**Data in this exercise**
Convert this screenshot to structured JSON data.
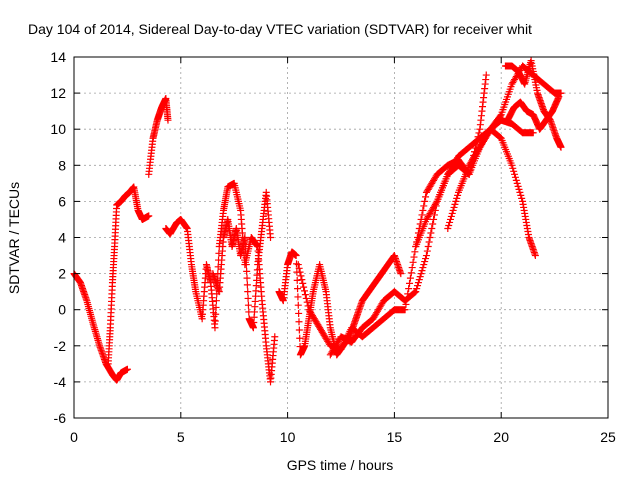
{
  "chart_data": {
    "type": "scatter",
    "title": "Day 104 of 2014, Sidereal Day-to-day VTEC variation (SDTVAR) for receiver whit",
    "xlabel": "GPS time / hours",
    "ylabel": "SDTVAR / TECUs",
    "xlim": [
      0,
      25
    ],
    "ylim": [
      -6,
      14
    ],
    "xticks": [
      "0",
      "5",
      "10",
      "15",
      "20",
      "25"
    ],
    "yticks": [
      "-6",
      "-4",
      "-2",
      "0",
      "2",
      "4",
      "6",
      "8",
      "10",
      "12",
      "14"
    ],
    "grid": true,
    "marker": "+",
    "color": "#ff0000",
    "series": [
      {
        "x": [
          0.0,
          0.3,
          0.6,
          0.9,
          1.2,
          1.5,
          1.8,
          2.0,
          2.2,
          2.5
        ],
        "y": [
          2.0,
          1.5,
          0.5,
          -0.8,
          -2.0,
          -3.0,
          -3.6,
          -3.9,
          -3.5,
          -3.3
        ]
      },
      {
        "x": [
          1.6,
          1.7,
          1.8,
          1.9,
          2.0,
          2.2,
          2.4,
          2.6,
          2.8,
          3.0,
          3.2,
          3.5
        ],
        "y": [
          -3.0,
          -1.0,
          1.5,
          3.5,
          5.8,
          6.0,
          6.3,
          6.5,
          6.8,
          5.5,
          5.0,
          5.2
        ]
      },
      {
        "x": [
          3.5,
          3.7,
          3.9,
          4.1,
          4.3,
          4.4
        ],
        "y": [
          7.5,
          9.5,
          10.5,
          11.2,
          11.7,
          10.5
        ]
      },
      {
        "x": [
          4.3,
          4.5,
          4.8,
          5.0,
          5.3,
          5.5,
          5.7,
          6.0,
          6.2,
          6.4,
          6.6,
          6.8,
          7.0,
          7.2,
          7.5,
          7.8,
          8.0,
          8.3,
          8.6,
          8.8,
          9.0,
          9.2,
          9.4
        ],
        "y": [
          4.5,
          4.2,
          4.8,
          5.0,
          4.5,
          2.5,
          1.0,
          -0.5,
          2.5,
          1.5,
          -1.0,
          3.5,
          5.5,
          6.8,
          7.0,
          5.5,
          2.5,
          4.0,
          3.5,
          0.5,
          -2.0,
          -4.0,
          -1.5
        ]
      },
      {
        "x": [
          6.5,
          6.8,
          7.0,
          7.2,
          7.4,
          7.6,
          7.8,
          8.0,
          8.2,
          8.4,
          8.6,
          8.8,
          9.0,
          9.2
        ],
        "y": [
          2.0,
          1.0,
          4.0,
          5.0,
          3.5,
          4.5,
          3.0,
          4.0,
          -0.5,
          -1.0,
          2.5,
          4.5,
          6.5,
          4.0
        ]
      },
      {
        "x": [
          9.6,
          9.8,
          10.0,
          10.2,
          10.4,
          10.6,
          10.8,
          11.0,
          11.2,
          11.5,
          11.8,
          12.0,
          12.3,
          12.6,
          12.9,
          13.2,
          13.5,
          13.8,
          14.1,
          14.4,
          14.7,
          15.0,
          15.3
        ],
        "y": [
          1.0,
          0.5,
          2.5,
          3.2,
          3.0,
          -2.5,
          -2.0,
          -0.5,
          1.0,
          2.5,
          1.0,
          -1.0,
          -2.5,
          -2.0,
          -1.5,
          -0.5,
          0.5,
          1.0,
          1.5,
          2.0,
          2.5,
          3.0,
          2.0
        ]
      },
      {
        "x": [
          10.5,
          11.0,
          11.5,
          12.0,
          12.5,
          13.0,
          13.5,
          14.0,
          14.5,
          15.0,
          15.5,
          16.0,
          16.5,
          17.0,
          17.5,
          18.0,
          18.5,
          19.0,
          19.5,
          20.0,
          20.5,
          21.0,
          21.5
        ],
        "y": [
          2.5,
          0.0,
          -1.0,
          -2.0,
          -2.2,
          -1.0,
          -1.5,
          -1.0,
          -0.5,
          0.0,
          0.0,
          3.5,
          6.5,
          7.5,
          8.0,
          8.3,
          7.5,
          9.0,
          10.0,
          10.5,
          10.3,
          9.8,
          9.8
        ]
      },
      {
        "x": [
          12.0,
          12.5,
          13.0,
          13.5,
          14.0,
          14.5,
          15.0,
          15.5,
          16.0,
          16.5,
          17.0,
          17.5,
          18.0,
          18.5,
          19.0,
          19.3
        ],
        "y": [
          -2.5,
          -1.5,
          -1.8,
          -1.0,
          -0.5,
          0.5,
          1.0,
          0.5,
          1.0,
          3.0,
          6.0,
          7.5,
          8.0,
          7.5,
          10.0,
          13.0
        ]
      },
      {
        "x": [
          16.0,
          16.5,
          17.0,
          17.5,
          18.0,
          18.5,
          19.0,
          19.5,
          20.0,
          20.5,
          21.0,
          21.3,
          21.6
        ],
        "y": [
          3.5,
          5.0,
          6.0,
          7.5,
          8.5,
          9.0,
          9.5,
          10.0,
          9.5,
          8.0,
          6.0,
          4.0,
          3.0
        ]
      },
      {
        "x": [
          17.5,
          18.0,
          18.5,
          19.0,
          19.5,
          20.0,
          20.5,
          21.0,
          21.5,
          22.0,
          22.5,
          22.8
        ],
        "y": [
          4.5,
          6.5,
          8.0,
          9.0,
          10.0,
          10.8,
          12.5,
          13.5,
          13.0,
          12.5,
          12.0,
          12.0
        ]
      },
      {
        "x": [
          20.2,
          20.5,
          20.8,
          21.1,
          21.4,
          21.7,
          22.0,
          22.3,
          22.6,
          22.8
        ],
        "y": [
          13.5,
          13.5,
          13.2,
          12.5,
          13.8,
          12.0,
          11.0,
          10.5,
          9.5,
          9.0
        ]
      },
      {
        "x": [
          20.3,
          20.6,
          20.9,
          21.2,
          21.5,
          21.8,
          22.1,
          22.4,
          22.7
        ],
        "y": [
          10.5,
          11.2,
          11.5,
          11.0,
          10.8,
          10.0,
          10.5,
          11.0,
          11.8
        ]
      }
    ]
  }
}
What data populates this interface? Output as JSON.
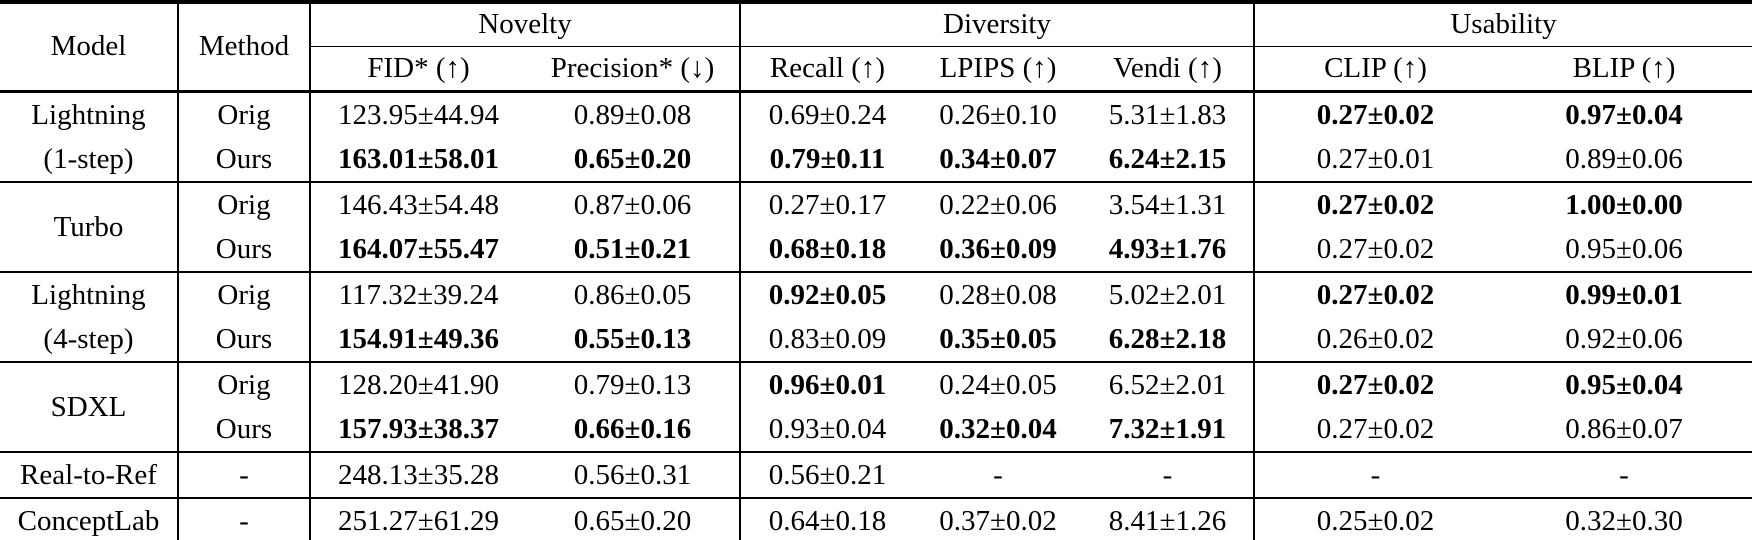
{
  "table": {
    "header": {
      "model": "Model",
      "method": "Method",
      "groups": [
        {
          "label": "Novelty",
          "span": 2
        },
        {
          "label": "Diversity",
          "span": 3
        },
        {
          "label": "Usability",
          "span": 2
        }
      ],
      "metrics": [
        "FID* (↑)",
        "Precision* (↓)",
        "Recall (↑)",
        "LPIPS (↑)",
        "Vendi (↑)",
        "CLIP (↑)",
        "BLIP (↑)"
      ]
    },
    "groups": [
      {
        "model_lines": [
          "Lightning",
          "(1-step)"
        ],
        "rows": [
          {
            "method": "Orig",
            "values": [
              {
                "text": "123.95±44.94",
                "bold": false
              },
              {
                "text": "0.89±0.08",
                "bold": false
              },
              {
                "text": "0.69±0.24",
                "bold": false
              },
              {
                "text": "0.26±0.10",
                "bold": false
              },
              {
                "text": "5.31±1.83",
                "bold": false
              },
              {
                "text": "0.27±0.02",
                "bold": true
              },
              {
                "text": "0.97±0.04",
                "bold": true
              }
            ]
          },
          {
            "method": "Ours",
            "values": [
              {
                "text": "163.01±58.01",
                "bold": true
              },
              {
                "text": "0.65±0.20",
                "bold": true
              },
              {
                "text": "0.79±0.11",
                "bold": true
              },
              {
                "text": "0.34±0.07",
                "bold": true
              },
              {
                "text": "6.24±2.15",
                "bold": true
              },
              {
                "text": "0.27±0.01",
                "bold": false
              },
              {
                "text": "0.89±0.06",
                "bold": false
              }
            ]
          }
        ]
      },
      {
        "model_lines": [
          "Turbo"
        ],
        "rows": [
          {
            "method": "Orig",
            "values": [
              {
                "text": "146.43±54.48",
                "bold": false
              },
              {
                "text": "0.87±0.06",
                "bold": false
              },
              {
                "text": "0.27±0.17",
                "bold": false
              },
              {
                "text": "0.22±0.06",
                "bold": false
              },
              {
                "text": "3.54±1.31",
                "bold": false
              },
              {
                "text": "0.27±0.02",
                "bold": true
              },
              {
                "text": "1.00±0.00",
                "bold": true
              }
            ]
          },
          {
            "method": "Ours",
            "values": [
              {
                "text": "164.07±55.47",
                "bold": true
              },
              {
                "text": "0.51±0.21",
                "bold": true
              },
              {
                "text": "0.68±0.18",
                "bold": true
              },
              {
                "text": "0.36±0.09",
                "bold": true
              },
              {
                "text": "4.93±1.76",
                "bold": true
              },
              {
                "text": "0.27±0.02",
                "bold": false
              },
              {
                "text": "0.95±0.06",
                "bold": false
              }
            ]
          }
        ]
      },
      {
        "model_lines": [
          "Lightning",
          "(4-step)"
        ],
        "rows": [
          {
            "method": "Orig",
            "values": [
              {
                "text": "117.32±39.24",
                "bold": false
              },
              {
                "text": "0.86±0.05",
                "bold": false
              },
              {
                "text": "0.92±0.05",
                "bold": true
              },
              {
                "text": "0.28±0.08",
                "bold": false
              },
              {
                "text": "5.02±2.01",
                "bold": false
              },
              {
                "text": "0.27±0.02",
                "bold": true
              },
              {
                "text": "0.99±0.01",
                "bold": true
              }
            ]
          },
          {
            "method": "Ours",
            "values": [
              {
                "text": "154.91±49.36",
                "bold": true
              },
              {
                "text": "0.55±0.13",
                "bold": true
              },
              {
                "text": "0.83±0.09",
                "bold": false
              },
              {
                "text": "0.35±0.05",
                "bold": true
              },
              {
                "text": "6.28±2.18",
                "bold": true
              },
              {
                "text": "0.26±0.02",
                "bold": false
              },
              {
                "text": "0.92±0.06",
                "bold": false
              }
            ]
          }
        ]
      },
      {
        "model_lines": [
          "SDXL"
        ],
        "rows": [
          {
            "method": "Orig",
            "values": [
              {
                "text": "128.20±41.90",
                "bold": false
              },
              {
                "text": "0.79±0.13",
                "bold": false
              },
              {
                "text": "0.96±0.01",
                "bold": true
              },
              {
                "text": "0.24±0.05",
                "bold": false
              },
              {
                "text": "6.52±2.01",
                "bold": false
              },
              {
                "text": "0.27±0.02",
                "bold": true
              },
              {
                "text": "0.95±0.04",
                "bold": true
              }
            ]
          },
          {
            "method": "Ours",
            "values": [
              {
                "text": "157.93±38.37",
                "bold": true
              },
              {
                "text": "0.66±0.16",
                "bold": true
              },
              {
                "text": "0.93±0.04",
                "bold": false
              },
              {
                "text": "0.32±0.04",
                "bold": true
              },
              {
                "text": "7.32±1.91",
                "bold": true
              },
              {
                "text": "0.27±0.02",
                "bold": false
              },
              {
                "text": "0.86±0.07",
                "bold": false
              }
            ]
          }
        ]
      },
      {
        "model_lines": [
          "Real-to-Ref"
        ],
        "rows": [
          {
            "method": "-",
            "values": [
              {
                "text": "248.13±35.28",
                "bold": false
              },
              {
                "text": "0.56±0.31",
                "bold": false
              },
              {
                "text": "0.56±0.21",
                "bold": false
              },
              {
                "text": "-",
                "bold": false
              },
              {
                "text": "-",
                "bold": false
              },
              {
                "text": "-",
                "bold": false
              },
              {
                "text": "-",
                "bold": false
              }
            ]
          }
        ]
      },
      {
        "model_lines": [
          "ConceptLab"
        ],
        "rows": [
          {
            "method": "-",
            "values": [
              {
                "text": "251.27±61.29",
                "bold": false
              },
              {
                "text": "0.65±0.20",
                "bold": false
              },
              {
                "text": "0.64±0.18",
                "bold": false
              },
              {
                "text": "0.37±0.02",
                "bold": false
              },
              {
                "text": "8.41±1.26",
                "bold": false
              },
              {
                "text": "0.25±0.02",
                "bold": false
              },
              {
                "text": "0.32±0.30",
                "bold": false
              }
            ]
          }
        ]
      }
    ]
  }
}
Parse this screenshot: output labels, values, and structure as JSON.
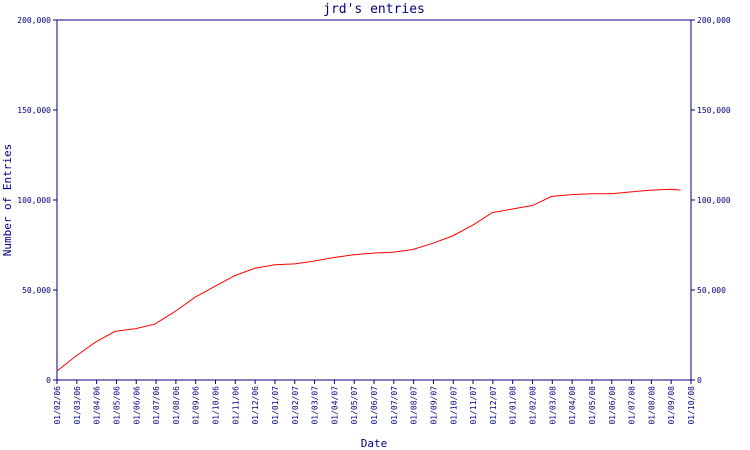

**Set task**
State how many lines of the listing hold the string "SDTVAR"; reply with the number and nothing else.

**Final result**
2